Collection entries
**********

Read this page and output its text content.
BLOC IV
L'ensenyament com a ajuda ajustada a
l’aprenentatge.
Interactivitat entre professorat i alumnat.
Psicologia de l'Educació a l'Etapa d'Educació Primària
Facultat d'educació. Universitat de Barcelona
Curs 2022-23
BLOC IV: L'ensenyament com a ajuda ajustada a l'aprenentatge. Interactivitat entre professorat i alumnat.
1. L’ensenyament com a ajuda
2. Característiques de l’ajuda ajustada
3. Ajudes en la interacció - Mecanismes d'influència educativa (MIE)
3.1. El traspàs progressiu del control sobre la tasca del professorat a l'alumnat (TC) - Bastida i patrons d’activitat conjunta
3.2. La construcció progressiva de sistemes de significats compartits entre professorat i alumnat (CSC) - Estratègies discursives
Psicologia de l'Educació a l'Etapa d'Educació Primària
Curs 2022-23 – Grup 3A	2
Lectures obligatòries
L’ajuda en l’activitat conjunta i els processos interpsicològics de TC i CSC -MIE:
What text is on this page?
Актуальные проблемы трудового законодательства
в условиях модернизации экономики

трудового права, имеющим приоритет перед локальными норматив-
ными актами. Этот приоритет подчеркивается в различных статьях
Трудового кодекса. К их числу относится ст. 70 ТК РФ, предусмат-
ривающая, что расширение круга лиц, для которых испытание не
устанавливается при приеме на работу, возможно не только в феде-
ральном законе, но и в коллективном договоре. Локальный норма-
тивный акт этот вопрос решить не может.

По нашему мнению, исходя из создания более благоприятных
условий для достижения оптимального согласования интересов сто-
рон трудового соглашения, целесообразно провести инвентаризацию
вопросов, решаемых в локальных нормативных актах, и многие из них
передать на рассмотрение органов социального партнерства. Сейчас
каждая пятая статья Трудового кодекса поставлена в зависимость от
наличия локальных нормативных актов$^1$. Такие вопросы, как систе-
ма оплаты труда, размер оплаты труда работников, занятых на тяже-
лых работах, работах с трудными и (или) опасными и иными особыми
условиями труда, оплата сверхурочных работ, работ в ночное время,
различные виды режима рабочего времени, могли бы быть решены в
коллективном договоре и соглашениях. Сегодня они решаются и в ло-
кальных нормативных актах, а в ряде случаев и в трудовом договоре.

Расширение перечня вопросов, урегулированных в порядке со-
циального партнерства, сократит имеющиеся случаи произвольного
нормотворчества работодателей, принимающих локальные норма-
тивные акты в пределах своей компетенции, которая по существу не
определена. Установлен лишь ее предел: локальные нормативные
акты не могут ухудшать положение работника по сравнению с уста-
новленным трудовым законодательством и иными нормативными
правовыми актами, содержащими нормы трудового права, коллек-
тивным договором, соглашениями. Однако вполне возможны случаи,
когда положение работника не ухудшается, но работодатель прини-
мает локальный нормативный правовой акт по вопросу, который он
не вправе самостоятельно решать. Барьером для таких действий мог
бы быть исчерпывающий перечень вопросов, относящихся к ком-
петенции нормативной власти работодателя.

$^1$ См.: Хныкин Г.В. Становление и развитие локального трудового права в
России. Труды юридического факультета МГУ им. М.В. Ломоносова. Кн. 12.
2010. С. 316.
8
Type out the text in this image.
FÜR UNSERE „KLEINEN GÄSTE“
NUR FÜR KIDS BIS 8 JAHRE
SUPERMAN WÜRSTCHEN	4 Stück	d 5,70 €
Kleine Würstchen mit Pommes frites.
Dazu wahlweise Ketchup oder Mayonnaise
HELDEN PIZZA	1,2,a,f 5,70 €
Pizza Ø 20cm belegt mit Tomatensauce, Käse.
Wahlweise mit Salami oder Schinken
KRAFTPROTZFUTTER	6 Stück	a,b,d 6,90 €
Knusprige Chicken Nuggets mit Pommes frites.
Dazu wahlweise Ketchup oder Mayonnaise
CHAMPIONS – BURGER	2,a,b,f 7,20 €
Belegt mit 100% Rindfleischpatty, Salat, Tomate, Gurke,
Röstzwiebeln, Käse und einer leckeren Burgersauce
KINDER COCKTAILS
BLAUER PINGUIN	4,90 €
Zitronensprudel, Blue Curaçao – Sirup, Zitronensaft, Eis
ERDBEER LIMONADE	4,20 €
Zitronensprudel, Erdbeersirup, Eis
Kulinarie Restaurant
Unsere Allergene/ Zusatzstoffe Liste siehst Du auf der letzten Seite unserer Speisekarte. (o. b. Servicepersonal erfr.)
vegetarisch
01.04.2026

**********

Faithfully transcribe the whole of the data.

### Solution to this exercise
Read this page and output its text content.
BLOC IV
L'ensenyament com a ajuda ajustada a
l’aprenentatge.
Interactivitat entre professorat i alumnat.
Psicologia de l'Educació a l'Etapa d'Educació Primària
Facultat d'educació. Universitat de Barcelona
Curs 2022-23
BLOC IV: L'ensenyament com a ajuda ajustada a l'aprenentatge. Interactivitat entre professorat i alumnat.
1. L’ensenyament com a ajuda
2. Característiques de l’ajuda ajustada
3. Ajudes en la interacció - Mecanismes d'influència educativa (MIE)
3.1. El traspàs progressiu del control sobre la tasca del professorat a l'alumnat (TC) - Bastida i patrons d’activitat conjunta
3.2. La construcció progressiva de sistemes de significats compartits entre professorat i alumnat (CSC) - Estratègies discursives
Psicologia de l'Educació a l'Etapa d'Educació Primària
Curs 2022-23 – Grup 3A	2
Lectures obligatòries
L’ajuda en l’activitat conjunta i els processos interpsicològics de TC i CSC -MIE:
What text is on this page?
Актуальные проблемы трудового законодательства
в условиях модернизации экономики

трудового права, имеющим приоритет перед локальными норматив-
ными актами. Этот приоритет подчеркивается в различных статьях
Трудового кодекса. К их числу относится ст. 70 ТК РФ, предусмат-
ривающая, что расширение круга лиц, для которых испытание не
устанавливается при приеме на работу, возможно не только в феде-
ральном законе, но и в коллективном договоре. Локальный норма-
тивный акт этот вопрос решить не может.

По нашему мнению, исходя из создания более благоприятных
условий для достижения оптимального согласования интересов сто-
рон трудового соглашения, целесообразно провести инвентаризацию
вопросов, решаемых в локальных нормативных актах, и многие из них
передать на рассмотрение органов социального партнерства. Сейчас
каждая пятая статья Трудового кодекса поставлена в зависимость от
наличия локальных нормативных актов$^1$. Такие вопросы, как систе-
ма оплаты труда, размер оплаты труда работников, занятых на тяже-
лых работах, работах с трудными и (или) опасными и иными особыми
условиями труда, оплата сверхурочных работ, работ в ночное время,
различные виды режима рабочего времени, могли бы быть решены в
коллективном договоре и соглашениях. Сегодня они решаются и в ло-
кальных нормативных актах, а в ряде случаев и в трудовом договоре.

Расширение перечня вопросов, урегулированных в порядке со-
циального партнерства, сократит имеющиеся случаи произвольного
нормотворчества работодателей, принимающих локальные норма-
тивные акты в пределах своей компетенции, которая по существу не
определена. Установлен лишь ее предел: локальные нормативные
акты не могут ухудшать положение работника по сравнению с уста-
новленным трудовым законодательством и иными нормативными
правовыми актами, содержащими нормы трудового права, коллек-
тивным договором, соглашениями. Однако вполне возможны случаи,
когда положение работника не ухудшается, но работодатель прини-
мает локальный нормативный правовой акт по вопросу, который он
не вправе самостоятельно решать. Барьером для таких действий мог
бы быть исчерпывающий перечень вопросов, относящихся к ком-
петенции нормативной власти работодателя.

$^1$ См.: Хныкин Г.В. Становление и развитие локального трудового права в
России. Труды юридического факультета МГУ им. М.В. Ломоносова. Кн. 12.
2010. С. 316.
8
Type out the text in this image.
FÜR UNSERE „KLEINEN GÄSTE“
NUR FÜR KIDS BIS 8 JAHRE
SUPERMAN WÜRSTCHEN	4 Stück	d 5,70 €
Kleine Würstchen mit Pommes frites.
Dazu wahlweise Ketchup oder Mayonnaise
HELDEN PIZZA	1,2,a,f 5,70 €
Pizza Ø 20cm belegt mit Tomatensauce, Käse.
Wahlweise mit Salami oder Schinken
KRAFTPROTZFUTTER	6 Stück	a,b,d 6,90 €
Knusprige Chicken Nuggets mit Pommes frites.
Dazu wahlweise Ketchup oder Mayonnaise
CHAMPIONS – BURGER	2,a,b,f 7,20 €
Belegt mit 100% Rindfleischpatty, Salat, Tomate, Gurke,
Röstzwiebeln, Käse und einer leckeren Burgersauce
KINDER COCKTAILS
BLAUER PINGUIN	4,90 €
Zitronensprudel, Blue Curaçao – Sirup, Zitronensaft, Eis
ERDBEER LIMONADE	4,20 €
Zitronensprudel, Erdbeersirup, Eis
Kulinarie Restaurant
Unsere Allergene/ Zusatzstoffe Liste siehst Du auf der letzten Seite unserer Speisekarte. (o. b. Servicepersonal erfr.)
vegetarisch
01.04.2026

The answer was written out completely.